» Set exercise
Can you write out the whole listing exactly?

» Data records
▽

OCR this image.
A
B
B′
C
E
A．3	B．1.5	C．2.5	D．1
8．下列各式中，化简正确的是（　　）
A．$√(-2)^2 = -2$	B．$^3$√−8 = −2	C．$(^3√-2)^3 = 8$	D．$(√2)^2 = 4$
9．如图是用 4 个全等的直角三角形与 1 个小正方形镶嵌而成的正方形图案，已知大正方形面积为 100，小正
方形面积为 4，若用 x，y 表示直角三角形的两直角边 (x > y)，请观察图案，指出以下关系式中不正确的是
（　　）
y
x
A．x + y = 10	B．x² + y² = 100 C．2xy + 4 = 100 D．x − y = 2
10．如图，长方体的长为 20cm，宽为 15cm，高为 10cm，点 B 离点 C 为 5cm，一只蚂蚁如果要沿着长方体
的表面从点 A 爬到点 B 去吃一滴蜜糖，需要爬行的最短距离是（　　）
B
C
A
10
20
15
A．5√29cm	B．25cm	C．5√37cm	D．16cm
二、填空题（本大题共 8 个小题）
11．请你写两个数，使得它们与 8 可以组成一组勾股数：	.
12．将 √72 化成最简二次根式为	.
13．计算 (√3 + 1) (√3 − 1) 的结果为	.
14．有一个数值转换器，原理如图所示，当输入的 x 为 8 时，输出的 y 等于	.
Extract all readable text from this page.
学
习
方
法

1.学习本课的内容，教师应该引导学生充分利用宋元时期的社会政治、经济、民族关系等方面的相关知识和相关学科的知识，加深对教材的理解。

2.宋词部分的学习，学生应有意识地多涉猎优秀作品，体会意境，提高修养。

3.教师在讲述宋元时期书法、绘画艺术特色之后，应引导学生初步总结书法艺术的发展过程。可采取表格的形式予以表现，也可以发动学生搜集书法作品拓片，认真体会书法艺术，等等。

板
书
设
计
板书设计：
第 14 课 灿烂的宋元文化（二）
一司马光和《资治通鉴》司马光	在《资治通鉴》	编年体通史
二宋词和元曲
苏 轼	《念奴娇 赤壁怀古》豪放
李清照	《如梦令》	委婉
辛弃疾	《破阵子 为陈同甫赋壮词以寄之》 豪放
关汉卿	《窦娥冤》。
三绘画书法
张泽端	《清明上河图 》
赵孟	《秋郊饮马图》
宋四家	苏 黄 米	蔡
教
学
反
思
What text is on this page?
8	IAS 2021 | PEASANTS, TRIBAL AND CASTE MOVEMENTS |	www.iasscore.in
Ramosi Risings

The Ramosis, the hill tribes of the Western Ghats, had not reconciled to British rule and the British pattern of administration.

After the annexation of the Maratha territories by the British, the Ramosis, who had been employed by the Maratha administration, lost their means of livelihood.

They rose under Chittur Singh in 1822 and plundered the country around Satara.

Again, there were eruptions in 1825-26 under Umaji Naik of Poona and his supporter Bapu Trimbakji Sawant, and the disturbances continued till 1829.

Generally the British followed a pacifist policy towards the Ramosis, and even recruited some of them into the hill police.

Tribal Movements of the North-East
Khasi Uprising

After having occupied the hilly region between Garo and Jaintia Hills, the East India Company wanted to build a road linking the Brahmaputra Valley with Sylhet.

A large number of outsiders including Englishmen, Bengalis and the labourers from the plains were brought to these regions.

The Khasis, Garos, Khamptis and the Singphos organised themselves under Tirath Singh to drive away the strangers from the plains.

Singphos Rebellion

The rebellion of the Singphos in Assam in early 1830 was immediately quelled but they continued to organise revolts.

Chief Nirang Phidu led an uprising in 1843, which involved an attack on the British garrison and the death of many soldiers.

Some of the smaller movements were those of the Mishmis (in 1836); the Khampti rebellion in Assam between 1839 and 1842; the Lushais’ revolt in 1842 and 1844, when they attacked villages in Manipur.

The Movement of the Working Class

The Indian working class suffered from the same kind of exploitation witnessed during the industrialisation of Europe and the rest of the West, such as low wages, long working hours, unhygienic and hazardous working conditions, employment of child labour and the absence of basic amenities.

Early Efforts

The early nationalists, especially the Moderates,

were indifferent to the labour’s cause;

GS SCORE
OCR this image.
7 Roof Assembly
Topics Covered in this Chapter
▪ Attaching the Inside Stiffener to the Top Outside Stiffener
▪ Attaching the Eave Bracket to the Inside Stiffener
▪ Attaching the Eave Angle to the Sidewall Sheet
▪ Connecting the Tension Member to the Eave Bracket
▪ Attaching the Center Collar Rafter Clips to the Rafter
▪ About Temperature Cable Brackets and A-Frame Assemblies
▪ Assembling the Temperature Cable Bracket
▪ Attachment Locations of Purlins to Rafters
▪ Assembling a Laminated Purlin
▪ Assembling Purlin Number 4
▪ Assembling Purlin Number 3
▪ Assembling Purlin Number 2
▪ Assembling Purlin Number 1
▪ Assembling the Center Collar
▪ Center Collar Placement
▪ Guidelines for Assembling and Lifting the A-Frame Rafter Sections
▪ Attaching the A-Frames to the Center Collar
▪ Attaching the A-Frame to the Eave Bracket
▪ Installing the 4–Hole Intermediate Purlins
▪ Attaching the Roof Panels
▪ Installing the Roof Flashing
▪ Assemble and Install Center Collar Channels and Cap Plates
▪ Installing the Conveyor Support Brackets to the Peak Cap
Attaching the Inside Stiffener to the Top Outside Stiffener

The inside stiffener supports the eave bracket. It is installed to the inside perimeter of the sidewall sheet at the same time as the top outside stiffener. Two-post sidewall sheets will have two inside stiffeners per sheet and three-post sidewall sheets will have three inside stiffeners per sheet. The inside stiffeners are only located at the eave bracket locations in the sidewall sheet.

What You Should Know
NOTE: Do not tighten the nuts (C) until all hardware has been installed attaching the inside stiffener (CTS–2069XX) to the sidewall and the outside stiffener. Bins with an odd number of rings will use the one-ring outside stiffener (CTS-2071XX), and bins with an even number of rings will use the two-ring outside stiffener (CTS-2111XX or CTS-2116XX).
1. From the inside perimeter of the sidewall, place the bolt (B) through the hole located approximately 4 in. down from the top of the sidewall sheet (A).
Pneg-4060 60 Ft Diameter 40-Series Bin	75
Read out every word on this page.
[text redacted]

△

» Solved exercise
OCR this image.
A
B
B′
C
E
A．3	B．1.5	C．2.5	D．1
8．下列各式中，化简正确的是（　　）
A．$√(-2)^2 = -2$	B．$^3$√−8 = −2	C．$(^3√-2)^3 = 8$	D．$(√2)^2 = 4$
9．如图是用 4 个全等的直角三角形与 1 个小正方形镶嵌而成的正方形图案，已知大正方形面积为 100，小正
方形面积为 4，若用 x，y 表示直角三角形的两直角边 (x > y)，请观察图案，指出以下关系式中不正确的是
（　　）
y
x
A．x + y = 10	B．x² + y² = 100 C．2xy + 4 = 100 D．x − y = 2
10．如图，长方体的长为 20cm，宽为 15cm，高为 10cm，点 B 离点 C 为 5cm，一只蚂蚁如果要沿着长方体
的表面从点 A 爬到点 B 去吃一滴蜜糖，需要爬行的最短距离是（　　）
B
C
A
10
20
15
A．5√29cm	B．25cm	C．5√37cm	D．16cm
二、填空题（本大题共 8 个小题）
11．请你写两个数，使得它们与 8 可以组成一组勾股数：	.
12．将 √72 化成最简二次根式为	.
13．计算 (√3 + 1) (√3 − 1) 的结果为	.
14．有一个数值转换器，原理如图所示，当输入的 x 为 8 时，输出的 y 等于	.
Extract all readable text from this page.
学
习
方
法

1.学习本课的内容，教师应该引导学生充分利用宋元时期的社会政治、经济、民族关系等方面的相关知识和相关学科的知识，加深对教材的理解。

2.宋词部分的学习，学生应有意识地多涉猎优秀作品，体会意境，提高修养。

3.教师在讲述宋元时期书法、绘画艺术特色之后，应引导学生初步总结书法艺术的发展过程。可采取表格的形式予以表现，也可以发动学生搜集书法作品拓片，认真体会书法艺术，等等。

板
书
设
计
板书设计：
第 14 课 灿烂的宋元文化（二）
一司马光和《资治通鉴》司马光	在《资治通鉴》	编年体通史
二宋词和元曲
苏 轼	《念奴娇 赤壁怀古》豪放
李清照	《如梦令》	委婉
辛弃疾	《破阵子 为陈同甫赋壮词以寄之》 豪放
关汉卿	《窦娥冤》。
三绘画书法
张泽端	《清明上河图 》
赵孟	《秋郊饮马图》
宋四家	苏 黄 米	蔡
教
学
反
思
What text is on this page?
8	IAS 2021 | PEASANTS, TRIBAL AND CASTE MOVEMENTS |	www.iasscore.in
Ramosi Risings

The Ramosis, the hill tribes of the Western Ghats, had not reconciled to British rule and the British pattern of administration.

After the annexation of the Maratha territories by the British, the Ramosis, who had been employed by the Maratha administration, lost their means of livelihood.

They rose under Chittur Singh in 1822 and plundered the country around Satara.

Again, there were eruptions in 1825-26 under Umaji Naik of Poona and his supporter Bapu Trimbakji Sawant, and the disturbances continued till 1829.

Generally the British followed a pacifist policy towards the Ramosis, and even recruited some of them into the hill police.

Tribal Movements of the North-East
Khasi Uprising

After having occupied the hilly region between Garo and Jaintia Hills, the East India Company wanted to build a road linking the Brahmaputra Valley with Sylhet.

A large number of outsiders including Englishmen, Bengalis and the labourers from the plains were brought to these regions.

The Khasis, Garos, Khamptis and the Singphos organised themselves under Tirath Singh to drive away the strangers from the plains.

Singphos Rebellion

The rebellion of the Singphos in Assam in early 1830 was immediately quelled but they continued to organise revolts.

Chief Nirang Phidu led an uprising in 1843, which involved an attack on the British garrison and the death of many soldiers.

Some of the smaller movements were those of the Mishmis (in 1836); the Khampti rebellion in Assam between 1839 and 1842; the Lushais’ revolt in 1842 and 1844, when they attacked villages in Manipur.

The Movement of the Working Class

The Indian working class suffered from the same kind of exploitation witnessed during the industrialisation of Europe and the rest of the West, such as low wages, long working hours, unhygienic and hazardous working conditions, employment of child labour and the absence of basic amenities.

Early Efforts

The early nationalists, especially the Moderates,

were indifferent to the labour’s cause;

GS SCORE
OCR this image.
7 Roof Assembly
Topics Covered in this Chapter
▪ Attaching the Inside Stiffener to the Top Outside Stiffener
▪ Attaching the Eave Bracket to the Inside Stiffener
▪ Attaching the Eave Angle to the Sidewall Sheet
▪ Connecting the Tension Member to the Eave Bracket
▪ Attaching the Center Collar Rafter Clips to the Rafter
▪ About Temperature Cable Brackets and A-Frame Assemblies
▪ Assembling the Temperature Cable Bracket
▪ Attachment Locations of Purlins to Rafters
▪ Assembling a Laminated Purlin
▪ Assembling Purlin Number 4
▪ Assembling Purlin Number 3
▪ Assembling Purlin Number 2
▪ Assembling Purlin Number 1
▪ Assembling the Center Collar
▪ Center Collar Placement
▪ Guidelines for Assembling and Lifting the A-Frame Rafter Sections
▪ Attaching the A-Frames to the Center Collar
▪ Attaching the A-Frame to the Eave Bracket
▪ Installing the 4–Hole Intermediate Purlins
▪ Attaching the Roof Panels
▪ Installing the Roof Flashing
▪ Assemble and Install Center Collar Channels and Cap Plates
▪ Installing the Conveyor Support Brackets to the Peak Cap
Attaching the Inside Stiffener to the Top Outside Stiffener

The inside stiffener supports the eave bracket. It is installed to the inside perimeter of the sidewall sheet at the same time as the top outside stiffener. Two-post sidewall sheets will have two inside stiffeners per sheet and three-post sidewall sheets will have three inside stiffeners per sheet. The inside stiffeners are only located at the eave bracket locations in the sidewall sheet.

What You Should Know
NOTE: Do not tighten the nuts (C) until all hardware has been installed attaching the inside stiffener (CTS–2069XX) to the sidewall and the outside stiffener. Bins with an odd number of rings will use the one-ring outside stiffener (CTS-2071XX), and bins with an even number of rings will use the two-ring outside stiffener (CTS-2111XX or CTS-2116XX).
1. From the inside perimeter of the sidewall, place the bolt (B) through the hole located approximately 4 in. down from the top of the sidewall sheet (A).
Pneg-4060 60 Ft Diameter 40-Series Bin	75
Read out every word on this page.
[text redacted]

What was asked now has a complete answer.